_WHAT YOU HAVE TO DO:_
Reproduce the listing below in its entirety. Change nothing.

_Items from a data source:_

============================================================

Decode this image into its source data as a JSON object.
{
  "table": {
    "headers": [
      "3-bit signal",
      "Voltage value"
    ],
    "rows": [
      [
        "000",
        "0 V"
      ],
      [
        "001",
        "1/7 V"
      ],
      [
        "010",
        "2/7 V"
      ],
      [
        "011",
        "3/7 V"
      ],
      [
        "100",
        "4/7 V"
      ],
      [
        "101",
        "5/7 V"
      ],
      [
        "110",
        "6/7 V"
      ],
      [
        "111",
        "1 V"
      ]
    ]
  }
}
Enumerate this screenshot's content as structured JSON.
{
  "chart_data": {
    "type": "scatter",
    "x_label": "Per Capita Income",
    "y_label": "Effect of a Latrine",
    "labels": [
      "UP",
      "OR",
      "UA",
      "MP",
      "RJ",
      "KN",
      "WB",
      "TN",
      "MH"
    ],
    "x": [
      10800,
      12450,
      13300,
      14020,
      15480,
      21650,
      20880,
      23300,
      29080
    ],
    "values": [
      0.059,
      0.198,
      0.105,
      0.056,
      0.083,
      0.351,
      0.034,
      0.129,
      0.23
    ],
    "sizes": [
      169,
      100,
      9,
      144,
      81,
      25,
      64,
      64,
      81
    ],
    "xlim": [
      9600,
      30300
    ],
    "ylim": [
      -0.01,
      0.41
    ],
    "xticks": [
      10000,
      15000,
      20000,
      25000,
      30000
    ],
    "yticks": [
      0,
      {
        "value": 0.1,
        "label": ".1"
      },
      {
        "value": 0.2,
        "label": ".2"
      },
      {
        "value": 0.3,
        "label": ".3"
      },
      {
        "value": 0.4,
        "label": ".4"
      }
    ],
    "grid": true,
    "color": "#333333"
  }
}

============================================================

_EXERCISE RESPONSE:_
Decode this image into its source data as a JSON object.
{
  "table": {
    "headers": [
      "3-bit signal",
      "Voltage value"
    ],
    "rows": [
      [
        "000",
        "0 V"
      ],
      [
        "001",
        "1/7 V"
      ],
      [
        "010",
        "2/7 V"
      ],
      [
        "011",
        "3/7 V"
      ],
      [
        "100",
        "4/7 V"
      ],
      [
        "101",
        "5/7 V"
      ],
      [
        "110",
        "6/7 V"
      ],
      [
        "111",
        "1 V"
      ]
    ]
  }
}
Enumerate this screenshot's content as structured JSON.
{
  "chart_data": {
    "type": "scatter",
    "x_label": "Per Capita Income",
    "y_label": "Effect of a Latrine",
    "labels": [
      "UP",
      "OR",
      "UA",
      "MP",
      "RJ",
      "KN",
      "WB",
      "TN",
      "MH"
    ],
    "x": [
      10800,
      12450,
      13300,
      14020,
      15480,
      21650,
      20880,
      23300,
      29080
    ],
    "values": [
      0.059,
      0.198,
      0.105,
      0.056,
      0.083,
      0.351,
      0.034,
      0.129,
      0.23
    ],
    "sizes": [
      169,
      100,
      9,
      144,
      81,
      25,
      64,
      64,
      81
    ],
    "xlim": [
      9600,
      30300
    ],
    "ylim": [
      -0.01,
      0.41
    ],
    "xticks": [
      10000,
      15000,
      20000,
      25000,
      30000
    ],
    "yticks": [
      0,
      {
        "value": 0.1,
        "label": ".1"
      },
      {
        "value": 0.2,
        "label": ".2"
      },
      {
        "value": 0.3,
        "label": ".3"
      },
      {
        "value": 0.4,
        "label": ".4"
      }
    ],
    "grid": true,
    "color": "#333333"
  }
}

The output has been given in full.